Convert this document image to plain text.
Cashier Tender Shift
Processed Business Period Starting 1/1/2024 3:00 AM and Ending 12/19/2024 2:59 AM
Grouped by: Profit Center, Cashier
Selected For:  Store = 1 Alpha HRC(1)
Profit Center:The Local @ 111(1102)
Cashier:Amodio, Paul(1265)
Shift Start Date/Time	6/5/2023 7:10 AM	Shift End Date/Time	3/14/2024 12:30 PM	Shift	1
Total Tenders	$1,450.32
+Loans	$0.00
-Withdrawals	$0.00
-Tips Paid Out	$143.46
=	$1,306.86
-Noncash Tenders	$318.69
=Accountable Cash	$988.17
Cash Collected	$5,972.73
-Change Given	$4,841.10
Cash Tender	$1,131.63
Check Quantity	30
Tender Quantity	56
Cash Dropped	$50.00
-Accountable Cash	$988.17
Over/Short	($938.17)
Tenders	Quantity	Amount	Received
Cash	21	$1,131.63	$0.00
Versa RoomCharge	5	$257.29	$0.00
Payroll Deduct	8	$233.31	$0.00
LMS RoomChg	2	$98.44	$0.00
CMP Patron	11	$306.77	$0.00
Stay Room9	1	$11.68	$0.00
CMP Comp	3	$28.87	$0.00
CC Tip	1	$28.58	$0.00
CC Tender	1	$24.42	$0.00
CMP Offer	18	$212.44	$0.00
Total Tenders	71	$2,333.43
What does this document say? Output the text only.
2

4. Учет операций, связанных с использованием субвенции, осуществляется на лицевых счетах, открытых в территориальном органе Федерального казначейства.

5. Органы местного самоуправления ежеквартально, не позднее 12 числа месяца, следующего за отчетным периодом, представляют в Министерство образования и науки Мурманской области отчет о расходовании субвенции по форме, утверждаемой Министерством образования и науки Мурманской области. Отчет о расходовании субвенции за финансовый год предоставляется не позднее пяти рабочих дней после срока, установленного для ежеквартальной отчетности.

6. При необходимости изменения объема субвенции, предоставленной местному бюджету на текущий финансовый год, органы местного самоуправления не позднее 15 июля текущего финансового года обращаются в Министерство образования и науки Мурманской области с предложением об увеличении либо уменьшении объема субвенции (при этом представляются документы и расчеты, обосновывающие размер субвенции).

══════════

◆ **Given request**:
Look over the listing above. Pick out and copy every line that includes "Quantity".

◆ **Full output**:
Check Quantity	30
Tender Quantity	56
Tenders	Quantity	Amount	Received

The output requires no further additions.